Passage –
++++++++

The result showed that age (OR = 1.010, 95% CI 1.008–1.012) was an independent risk factor for the prolongation of hospitalization in patients with T2DM, which was consistent with the findings of exploring the factors of prolonged LOS in other populations [32,33,34]. However, to a large extent, age reflects the process of aging and degenerative changes in organ function; whereas, older patients with T2DM tended to be with more diseases [35, 36], which was also confirmed in this study. The result in this study showed that cerebral infarction (OR = 1.632, 95% CI 1.530–1.741) was also an independent risk factor for prolonged LOS in patients with T2DM. Therefore, the intensity of the medical intervention received by older patients and their response, to some extent, led to the prolonged LOS.

NPAR was a recently discovered viable biomarker of systemic infection and inflammation [37]. NPAR has been proven to be a prognostic factor for pancreatic cancer, sepsis, acute ST-segment elevated myocardial infarction, and restenosis after internal carotid artery stenting [38,39,40,41]. It was well known that neutrophils were classical inflammatory cells and played an important role in mediating inflammatory response [42]. Serum albumin could exert anti-inflammatory effects by specifically inhibiting the expression of adhesion molecules [43]. Owing to its simple calculation and economic efficiency, the NPAR could be implemented even in areas with backward medical conditions [44]. More importantly, as a combination of two classical laboratory indicators, NPAR could reflect the balance between anti-inflammatory and pro-inflammatory effects in vivo to a certain extent [45]. NPAR amplified the predictive value of neutrophil percentage and serum albumin, which were often ignored by clinicians, particularly when they did not deviate significantly from the normal range. The result in this study also showed that patients T2DM with higher NPAR levels were 1.110 times more likely to be hospitalized than patients T2DM with lower NPAR levels. Therefore, attention should be paid to hospitalized patients with T2DM with high NPAR levels to avoid prolonged LOS and to improve prognosis through early active and effective treatment.

++++++++

Dataset excerpts –
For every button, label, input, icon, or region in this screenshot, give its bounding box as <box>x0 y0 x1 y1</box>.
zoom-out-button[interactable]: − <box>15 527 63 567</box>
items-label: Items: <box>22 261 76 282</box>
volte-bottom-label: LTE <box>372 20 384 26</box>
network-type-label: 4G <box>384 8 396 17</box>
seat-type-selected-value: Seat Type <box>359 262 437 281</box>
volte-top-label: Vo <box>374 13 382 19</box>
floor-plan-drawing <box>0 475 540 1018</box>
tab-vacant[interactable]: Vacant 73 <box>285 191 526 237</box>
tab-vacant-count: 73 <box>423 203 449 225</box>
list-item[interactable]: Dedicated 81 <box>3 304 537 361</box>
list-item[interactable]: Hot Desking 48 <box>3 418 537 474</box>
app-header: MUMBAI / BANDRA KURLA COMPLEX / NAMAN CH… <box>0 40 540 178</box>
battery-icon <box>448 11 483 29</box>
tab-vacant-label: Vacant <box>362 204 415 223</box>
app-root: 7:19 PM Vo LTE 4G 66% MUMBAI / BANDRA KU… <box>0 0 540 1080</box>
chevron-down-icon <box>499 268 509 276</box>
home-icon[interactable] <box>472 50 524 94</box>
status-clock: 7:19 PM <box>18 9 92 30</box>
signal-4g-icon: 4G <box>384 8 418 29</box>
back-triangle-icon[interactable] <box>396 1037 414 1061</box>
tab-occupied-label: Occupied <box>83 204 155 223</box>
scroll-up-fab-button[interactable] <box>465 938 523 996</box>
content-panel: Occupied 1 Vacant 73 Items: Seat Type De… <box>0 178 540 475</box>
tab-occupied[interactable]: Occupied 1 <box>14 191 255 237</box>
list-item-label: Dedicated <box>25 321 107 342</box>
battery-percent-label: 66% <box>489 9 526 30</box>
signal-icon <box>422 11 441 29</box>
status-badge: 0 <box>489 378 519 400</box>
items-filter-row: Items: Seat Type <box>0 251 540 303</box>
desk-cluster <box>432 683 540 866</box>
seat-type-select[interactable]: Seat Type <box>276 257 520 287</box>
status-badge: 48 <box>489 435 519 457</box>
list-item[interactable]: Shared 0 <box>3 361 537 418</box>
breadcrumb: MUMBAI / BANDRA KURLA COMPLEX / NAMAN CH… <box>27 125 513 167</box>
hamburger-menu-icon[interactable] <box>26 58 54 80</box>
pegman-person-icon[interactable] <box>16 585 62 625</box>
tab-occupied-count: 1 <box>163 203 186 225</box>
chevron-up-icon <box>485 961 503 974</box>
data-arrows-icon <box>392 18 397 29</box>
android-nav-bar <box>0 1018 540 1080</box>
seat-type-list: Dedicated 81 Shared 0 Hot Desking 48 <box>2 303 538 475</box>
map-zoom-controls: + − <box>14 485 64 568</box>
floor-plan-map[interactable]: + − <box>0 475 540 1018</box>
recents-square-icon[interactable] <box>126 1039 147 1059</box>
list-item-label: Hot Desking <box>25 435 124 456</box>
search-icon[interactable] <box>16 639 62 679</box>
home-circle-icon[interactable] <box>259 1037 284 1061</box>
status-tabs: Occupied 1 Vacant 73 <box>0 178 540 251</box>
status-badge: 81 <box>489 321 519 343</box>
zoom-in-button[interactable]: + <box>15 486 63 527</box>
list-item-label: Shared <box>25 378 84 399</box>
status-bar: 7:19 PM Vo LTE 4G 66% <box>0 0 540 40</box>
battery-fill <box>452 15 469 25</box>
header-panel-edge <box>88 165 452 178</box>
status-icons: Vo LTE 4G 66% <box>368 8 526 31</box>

++++++++

Your task – Quote the entire passage above on prolonged hospital stays in patients with T2DM, word for word.

Finished exercise –
The result showed that age (OR = 1.010, 95% CI 1.008–1.012) was an independent risk factor for the prolongation of hospitalization in patients with T2DM, which was consistent with the findings of exploring the factors of prolonged LOS in other populations [32,33,34]. However, to a large extent, age reflects the process of aging and degenerative changes in organ function; whereas, older patients with T2DM tended to be with more diseases [35, 36], which was also confirmed in this study. The result in this study showed that cerebral infarction (OR = 1.632, 95% CI 1.530–1.741) was also an independent risk factor for prolonged LOS in patients with T2DM. Therefore, the intensity of the medical intervention received by older patients and their response, to some extent, led to the prolonged LOS.

NPAR was a recently discovered viable biomarker of systemic infection and inflammation [37]. NPAR has been proven to be a prognostic factor for pancreatic cancer, sepsis, acute ST-segment elevated myocardial infarction, and restenosis after internal carotid artery stenting [38,39,40,41]. It was well known that neutrophils were classical inflammatory cells and played an important role in mediating inflammatory response [42]. Serum albumin could exert anti-inflammatory effects by specifically inhibiting the expression of adhesion molecules [43]. Owing to its simple calculation and economic efficiency, the NPAR could be implemented even in areas with backward medical conditions [44]. More importantly, as a combination of two classical laboratory indicators, NPAR could reflect the balance between anti-inflammatory and pro-inflammatory effects in vivo to a certain extent [45]. NPAR amplified the predictive value of neutrophil percentage and serum albumin, which were often ignored by clinicians, particularly when they did not deviate significantly from the normal range. The result in this study also showed that patients T2DM with higher NPAR levels were 1.110 times more likely to be hospitalized than patients T2DM with lower NPAR levels. Therefore, attention should be paid to hospitalized patients with T2DM with high NPAR levels to avoid prolonged LOS and to improve prognosis through early active and effective treatment.